■ **AIM OF THE TASK**:
Go through the material below, count the lines with the word "body", and reply with the count alone.

(Dataset records)
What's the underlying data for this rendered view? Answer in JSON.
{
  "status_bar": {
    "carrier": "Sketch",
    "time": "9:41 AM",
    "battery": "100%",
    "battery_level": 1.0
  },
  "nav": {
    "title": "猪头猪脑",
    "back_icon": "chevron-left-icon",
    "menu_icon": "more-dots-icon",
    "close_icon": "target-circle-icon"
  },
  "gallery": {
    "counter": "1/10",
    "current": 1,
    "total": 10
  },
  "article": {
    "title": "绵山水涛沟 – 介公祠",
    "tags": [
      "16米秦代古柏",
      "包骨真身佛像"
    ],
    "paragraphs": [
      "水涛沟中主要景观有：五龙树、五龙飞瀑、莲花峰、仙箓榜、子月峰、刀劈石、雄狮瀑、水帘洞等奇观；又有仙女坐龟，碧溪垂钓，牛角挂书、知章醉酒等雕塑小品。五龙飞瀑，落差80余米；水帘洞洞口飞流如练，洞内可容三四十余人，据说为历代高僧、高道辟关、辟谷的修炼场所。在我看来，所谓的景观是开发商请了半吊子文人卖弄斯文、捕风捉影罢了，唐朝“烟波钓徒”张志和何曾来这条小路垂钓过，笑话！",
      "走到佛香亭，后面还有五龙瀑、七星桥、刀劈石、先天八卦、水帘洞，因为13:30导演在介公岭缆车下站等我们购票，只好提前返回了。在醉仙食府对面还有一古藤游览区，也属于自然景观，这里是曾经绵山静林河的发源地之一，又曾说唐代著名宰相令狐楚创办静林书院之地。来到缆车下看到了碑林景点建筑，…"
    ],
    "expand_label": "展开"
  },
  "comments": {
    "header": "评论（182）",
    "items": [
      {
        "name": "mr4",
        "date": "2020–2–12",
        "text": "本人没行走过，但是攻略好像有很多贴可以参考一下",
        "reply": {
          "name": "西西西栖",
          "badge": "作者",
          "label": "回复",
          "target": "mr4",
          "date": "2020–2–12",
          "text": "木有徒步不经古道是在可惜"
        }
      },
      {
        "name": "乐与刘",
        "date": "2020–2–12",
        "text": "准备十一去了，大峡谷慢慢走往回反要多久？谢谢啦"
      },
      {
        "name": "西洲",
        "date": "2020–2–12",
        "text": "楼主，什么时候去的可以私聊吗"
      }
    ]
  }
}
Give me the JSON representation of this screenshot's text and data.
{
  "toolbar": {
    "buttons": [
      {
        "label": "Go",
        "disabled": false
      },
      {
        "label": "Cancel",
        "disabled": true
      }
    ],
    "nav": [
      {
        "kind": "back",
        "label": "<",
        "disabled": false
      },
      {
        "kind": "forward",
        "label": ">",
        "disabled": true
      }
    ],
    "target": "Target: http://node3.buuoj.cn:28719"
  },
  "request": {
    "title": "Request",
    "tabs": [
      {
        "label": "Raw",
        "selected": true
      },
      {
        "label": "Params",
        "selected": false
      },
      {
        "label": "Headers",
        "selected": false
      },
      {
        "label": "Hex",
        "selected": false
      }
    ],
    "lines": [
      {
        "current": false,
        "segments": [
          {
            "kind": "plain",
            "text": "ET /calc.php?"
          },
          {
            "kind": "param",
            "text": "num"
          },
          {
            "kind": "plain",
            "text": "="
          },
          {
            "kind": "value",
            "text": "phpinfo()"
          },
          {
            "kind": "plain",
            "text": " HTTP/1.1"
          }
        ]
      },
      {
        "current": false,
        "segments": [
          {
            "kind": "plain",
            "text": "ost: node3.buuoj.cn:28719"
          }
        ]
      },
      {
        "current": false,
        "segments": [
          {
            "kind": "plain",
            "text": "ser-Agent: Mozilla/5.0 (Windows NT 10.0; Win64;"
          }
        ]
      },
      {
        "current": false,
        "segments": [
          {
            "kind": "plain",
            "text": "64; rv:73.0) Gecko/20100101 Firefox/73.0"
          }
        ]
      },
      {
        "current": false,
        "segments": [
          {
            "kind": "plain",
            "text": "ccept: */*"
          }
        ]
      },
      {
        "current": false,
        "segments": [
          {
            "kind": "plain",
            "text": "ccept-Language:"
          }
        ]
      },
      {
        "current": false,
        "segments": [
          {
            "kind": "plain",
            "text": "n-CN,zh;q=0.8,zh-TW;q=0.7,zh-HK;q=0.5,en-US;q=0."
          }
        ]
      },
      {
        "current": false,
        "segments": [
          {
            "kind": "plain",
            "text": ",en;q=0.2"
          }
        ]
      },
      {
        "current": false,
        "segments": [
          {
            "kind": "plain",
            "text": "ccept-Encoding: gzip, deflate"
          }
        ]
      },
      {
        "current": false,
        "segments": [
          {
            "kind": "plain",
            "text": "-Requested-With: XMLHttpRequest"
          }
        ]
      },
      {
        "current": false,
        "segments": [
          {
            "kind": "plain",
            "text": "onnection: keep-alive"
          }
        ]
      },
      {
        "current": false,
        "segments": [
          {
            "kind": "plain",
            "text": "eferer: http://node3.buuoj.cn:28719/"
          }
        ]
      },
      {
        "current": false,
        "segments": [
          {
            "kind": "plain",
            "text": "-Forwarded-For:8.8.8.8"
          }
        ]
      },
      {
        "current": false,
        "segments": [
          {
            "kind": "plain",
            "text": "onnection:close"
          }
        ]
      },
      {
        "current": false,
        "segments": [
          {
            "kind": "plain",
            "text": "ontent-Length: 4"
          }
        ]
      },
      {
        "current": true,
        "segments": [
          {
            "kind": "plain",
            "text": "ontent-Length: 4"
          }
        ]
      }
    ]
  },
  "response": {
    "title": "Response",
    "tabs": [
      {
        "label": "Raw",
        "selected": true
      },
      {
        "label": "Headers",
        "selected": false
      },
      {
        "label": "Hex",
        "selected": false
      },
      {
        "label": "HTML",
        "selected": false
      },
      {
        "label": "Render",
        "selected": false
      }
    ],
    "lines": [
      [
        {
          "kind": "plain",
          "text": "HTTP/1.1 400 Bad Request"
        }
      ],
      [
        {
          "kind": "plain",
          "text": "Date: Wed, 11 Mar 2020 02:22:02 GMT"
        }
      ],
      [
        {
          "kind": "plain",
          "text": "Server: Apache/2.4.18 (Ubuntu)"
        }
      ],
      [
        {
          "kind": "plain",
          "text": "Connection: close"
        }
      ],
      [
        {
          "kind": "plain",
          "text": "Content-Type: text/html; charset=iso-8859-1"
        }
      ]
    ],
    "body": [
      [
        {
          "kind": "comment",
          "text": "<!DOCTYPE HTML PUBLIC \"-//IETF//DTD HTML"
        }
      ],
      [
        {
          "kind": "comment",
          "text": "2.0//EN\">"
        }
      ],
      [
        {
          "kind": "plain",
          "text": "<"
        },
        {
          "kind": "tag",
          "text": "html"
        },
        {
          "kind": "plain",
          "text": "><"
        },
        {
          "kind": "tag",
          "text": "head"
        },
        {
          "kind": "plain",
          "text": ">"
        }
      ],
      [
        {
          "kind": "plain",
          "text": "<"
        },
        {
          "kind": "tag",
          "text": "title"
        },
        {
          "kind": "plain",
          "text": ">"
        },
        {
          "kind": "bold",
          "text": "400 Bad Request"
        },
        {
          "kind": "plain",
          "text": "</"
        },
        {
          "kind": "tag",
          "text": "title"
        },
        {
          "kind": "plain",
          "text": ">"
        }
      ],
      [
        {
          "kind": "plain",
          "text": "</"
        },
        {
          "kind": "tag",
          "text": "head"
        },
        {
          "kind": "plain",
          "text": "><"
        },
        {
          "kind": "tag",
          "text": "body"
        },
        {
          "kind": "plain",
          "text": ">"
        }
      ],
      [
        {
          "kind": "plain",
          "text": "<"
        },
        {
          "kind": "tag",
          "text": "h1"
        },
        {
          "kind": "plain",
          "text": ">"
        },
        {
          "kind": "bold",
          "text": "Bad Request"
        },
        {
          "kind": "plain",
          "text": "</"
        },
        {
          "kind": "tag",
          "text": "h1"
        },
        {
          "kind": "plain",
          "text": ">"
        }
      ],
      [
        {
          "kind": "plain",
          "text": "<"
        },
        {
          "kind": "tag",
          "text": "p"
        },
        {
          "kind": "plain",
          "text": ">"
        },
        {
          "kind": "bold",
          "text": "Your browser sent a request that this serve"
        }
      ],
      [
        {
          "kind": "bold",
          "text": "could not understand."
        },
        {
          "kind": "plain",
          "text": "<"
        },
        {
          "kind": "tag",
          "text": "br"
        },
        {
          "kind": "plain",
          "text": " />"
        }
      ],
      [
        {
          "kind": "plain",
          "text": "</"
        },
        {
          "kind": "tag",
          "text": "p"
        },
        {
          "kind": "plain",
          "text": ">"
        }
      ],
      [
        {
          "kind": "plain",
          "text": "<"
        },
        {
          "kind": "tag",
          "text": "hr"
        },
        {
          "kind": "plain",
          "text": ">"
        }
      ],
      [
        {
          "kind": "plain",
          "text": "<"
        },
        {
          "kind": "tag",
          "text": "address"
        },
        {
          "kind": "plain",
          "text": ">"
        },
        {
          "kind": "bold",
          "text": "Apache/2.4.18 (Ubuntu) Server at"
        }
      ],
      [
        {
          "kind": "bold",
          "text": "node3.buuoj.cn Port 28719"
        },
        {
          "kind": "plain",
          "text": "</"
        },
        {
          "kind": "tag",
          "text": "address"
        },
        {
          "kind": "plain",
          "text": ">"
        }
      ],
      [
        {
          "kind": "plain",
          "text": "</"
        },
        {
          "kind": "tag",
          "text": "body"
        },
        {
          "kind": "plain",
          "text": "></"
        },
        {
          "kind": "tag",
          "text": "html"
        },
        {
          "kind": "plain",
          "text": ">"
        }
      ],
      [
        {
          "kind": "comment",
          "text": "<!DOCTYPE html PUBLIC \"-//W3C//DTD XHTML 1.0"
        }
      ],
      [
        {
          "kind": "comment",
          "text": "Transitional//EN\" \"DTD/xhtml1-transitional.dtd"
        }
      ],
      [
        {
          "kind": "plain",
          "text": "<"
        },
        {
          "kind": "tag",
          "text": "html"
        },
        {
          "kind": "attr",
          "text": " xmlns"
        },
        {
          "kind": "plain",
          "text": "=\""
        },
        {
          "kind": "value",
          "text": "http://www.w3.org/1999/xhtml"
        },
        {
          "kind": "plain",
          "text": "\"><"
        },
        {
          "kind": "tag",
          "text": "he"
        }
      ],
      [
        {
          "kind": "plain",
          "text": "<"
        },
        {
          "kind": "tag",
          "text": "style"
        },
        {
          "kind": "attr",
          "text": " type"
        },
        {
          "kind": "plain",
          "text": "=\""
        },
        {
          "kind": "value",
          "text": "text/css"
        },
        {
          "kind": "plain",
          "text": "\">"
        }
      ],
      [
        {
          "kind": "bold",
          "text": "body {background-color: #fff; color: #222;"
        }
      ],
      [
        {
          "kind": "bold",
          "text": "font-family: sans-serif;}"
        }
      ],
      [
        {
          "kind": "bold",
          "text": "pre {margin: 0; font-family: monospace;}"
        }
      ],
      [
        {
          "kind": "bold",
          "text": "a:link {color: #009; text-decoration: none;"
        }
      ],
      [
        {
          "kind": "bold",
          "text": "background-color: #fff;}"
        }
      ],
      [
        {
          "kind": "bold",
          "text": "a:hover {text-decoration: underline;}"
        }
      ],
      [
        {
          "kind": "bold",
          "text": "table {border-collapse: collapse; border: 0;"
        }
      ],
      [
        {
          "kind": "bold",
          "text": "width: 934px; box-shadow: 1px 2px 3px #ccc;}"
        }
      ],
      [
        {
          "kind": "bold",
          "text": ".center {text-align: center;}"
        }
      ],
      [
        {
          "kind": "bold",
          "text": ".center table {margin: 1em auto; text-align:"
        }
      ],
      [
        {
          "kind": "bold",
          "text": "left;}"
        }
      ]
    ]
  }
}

■ **COMPLETE OUTPUT**:
4